Selected extract below:
I admitted Dell into my outpatient into my program under the condition that if he used alcohol even one time, I had an ethical and moral responsibility to refer him to a more appropriate level of care, which would be a 28-day inpatient stay before he could rejoin my outpatient program. So, Dell did a five-day detox at a local hospital prior to joining my faith (Christ)-centered program, not knowing much of anything about spirituality or faith.

Dell said he was not opposed to faith, but felt he was never in need of it. I shared with Dell much of what I already wrote about regarding my conversation with Dora about God and Jesus, and the likelihood of Christ’s resurrection from a historical context. Dell agreed that if God always existed and could accept God as his creator, then God raising Jesus from the dead was reasonable, from a logical point of view, whether or not it is the foundation and inspiration for faith.

The notion of prayer was a bit challenging, since Dell had never even considered prayer before. When suggesting that prayer be something he does with his voice, I acknowledged that he may feel as though he is talking to himself. To Dell, praying to Jesus may as well have been praying to Santa Claus; a fable he considered believable as a child but not something he would consider believing as a grown up.

Dell shared with me before a group therapy session that the night before, his urge to drink, “On a scale of 10 was a 30.”
End of Selected extract.
### Task 1:
Please list each proper name that appears in the excerpt about Dell's recovery program, giving each name once.
### Task 2:
Carry on writing the excerpt about Dell's recovery program, starting after its last sentence.
Listed entries below:
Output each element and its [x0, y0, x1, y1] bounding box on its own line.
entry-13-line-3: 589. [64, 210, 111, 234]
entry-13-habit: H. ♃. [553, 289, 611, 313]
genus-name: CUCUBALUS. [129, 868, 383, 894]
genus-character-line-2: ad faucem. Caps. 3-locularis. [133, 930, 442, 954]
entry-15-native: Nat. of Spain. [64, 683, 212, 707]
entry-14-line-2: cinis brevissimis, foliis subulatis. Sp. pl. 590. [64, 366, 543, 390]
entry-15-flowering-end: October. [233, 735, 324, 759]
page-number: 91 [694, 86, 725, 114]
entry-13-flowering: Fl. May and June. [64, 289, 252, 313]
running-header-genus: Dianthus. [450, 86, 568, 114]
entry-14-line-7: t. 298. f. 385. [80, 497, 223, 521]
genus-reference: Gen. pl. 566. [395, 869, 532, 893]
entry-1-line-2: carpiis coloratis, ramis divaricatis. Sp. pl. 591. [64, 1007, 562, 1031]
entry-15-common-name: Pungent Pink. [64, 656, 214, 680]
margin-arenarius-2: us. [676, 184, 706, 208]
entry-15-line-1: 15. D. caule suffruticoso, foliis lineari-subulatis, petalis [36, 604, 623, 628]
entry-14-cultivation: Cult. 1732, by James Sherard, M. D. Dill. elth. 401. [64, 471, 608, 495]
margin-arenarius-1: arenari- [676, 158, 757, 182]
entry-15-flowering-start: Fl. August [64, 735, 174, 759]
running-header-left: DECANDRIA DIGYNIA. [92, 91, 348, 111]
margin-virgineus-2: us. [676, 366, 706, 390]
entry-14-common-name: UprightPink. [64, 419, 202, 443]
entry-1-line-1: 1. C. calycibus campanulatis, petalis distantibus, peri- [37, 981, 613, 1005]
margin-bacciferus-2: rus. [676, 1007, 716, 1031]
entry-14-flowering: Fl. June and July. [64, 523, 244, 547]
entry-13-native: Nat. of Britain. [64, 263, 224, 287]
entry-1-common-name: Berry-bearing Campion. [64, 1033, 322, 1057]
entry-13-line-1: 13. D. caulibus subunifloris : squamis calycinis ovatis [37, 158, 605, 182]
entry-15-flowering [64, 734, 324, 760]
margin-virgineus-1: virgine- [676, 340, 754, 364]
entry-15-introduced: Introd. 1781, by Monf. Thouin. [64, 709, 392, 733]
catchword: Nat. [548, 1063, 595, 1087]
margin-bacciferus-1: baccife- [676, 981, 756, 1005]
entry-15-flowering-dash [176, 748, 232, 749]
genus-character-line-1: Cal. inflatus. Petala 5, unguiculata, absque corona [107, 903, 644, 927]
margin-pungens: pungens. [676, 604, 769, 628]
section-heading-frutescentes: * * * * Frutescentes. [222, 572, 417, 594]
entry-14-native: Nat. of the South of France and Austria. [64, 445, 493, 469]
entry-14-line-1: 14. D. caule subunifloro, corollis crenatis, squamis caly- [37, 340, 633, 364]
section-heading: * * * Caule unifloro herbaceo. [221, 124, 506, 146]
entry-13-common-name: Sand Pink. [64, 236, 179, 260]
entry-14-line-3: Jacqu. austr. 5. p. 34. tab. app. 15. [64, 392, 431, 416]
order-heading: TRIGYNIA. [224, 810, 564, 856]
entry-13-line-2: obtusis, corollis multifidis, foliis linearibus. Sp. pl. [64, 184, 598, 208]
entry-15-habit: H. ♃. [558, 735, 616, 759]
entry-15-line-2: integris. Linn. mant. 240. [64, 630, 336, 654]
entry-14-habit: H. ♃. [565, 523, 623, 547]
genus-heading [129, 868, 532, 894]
End of Listed entries.
### Output 1:
Dell, Dora, God, Jesus, Christ, Santa Claus

### Output 2:
As Dell sat in a gas station parking lot about to buy cigarettes and beer (lots of beer), knowing that it would likely cost him his second marriage, and keep him from relationship from his estranged pre-adolescent daughter from his first marriage, he talked to this Jesus  person, who he had just heard about. He said out loud (“I was praying to the God of Steve”), “Jesus, I don’t know if you’re real if you are then I need your help.” Dell said he felt something go through him head to toe, as if he’d been washed. It was as though Santa Claus, metaphorically speaking, had landed on his roof. He said his urge to drink, “Went from 30 to like, two.” He left the gas station and went home. He didn’t even buy cigarettes.

When Dell returned for the next treatment session and told me this story, he wanted it all: get his hands on a Bible, find a church, faith-centered meetings, and more… all of it!

It was not perfect for Dell. After following up with him for several months, he was doing well. He expressed a great deal of positivity and gratitude for where he was at in his recovery into sobriety in his relationship with Jesus. It included attending meeting with like-minded men who also encouraged him in his faith.

Over an extended period of time, Dell stopped taking or returning my calls after I had left messages. Then one day, almost a year later, I received permission to do a well-being check at his home around 9:00 in the evening after a group therapy session. Dell answered the door and looked great. Fantastic! Not what I anticipated at all. I did not expect him to answer the door, and if he did, I expected he would be a mess, having relapsed I suspected. I asked why he had not returned my calls.

“Steve, I relapsed for a few months.” Dell had discontinued the discipline of recovery. Instead of building a supportive sober recovery network, he had isolated. I did not ask questions about his wife or the daughter God had afforded him to rebuild relationship with. He then told me about what he did to back into recovery in just the last couple of weeks. I had not called during that time.

I asked Dell if he had another one of those encounters. He had not. “Steve, I never stopped believing, I didn’t need that.” he said. “I just got lazy. I stopped doing what I needed to do and fell back into bad habits.” That is what Dell did. Just like every other person of faith. Then, he returned to meetings, attended church, read his bible, and prayed. He had also returned to certain accountability he had set up.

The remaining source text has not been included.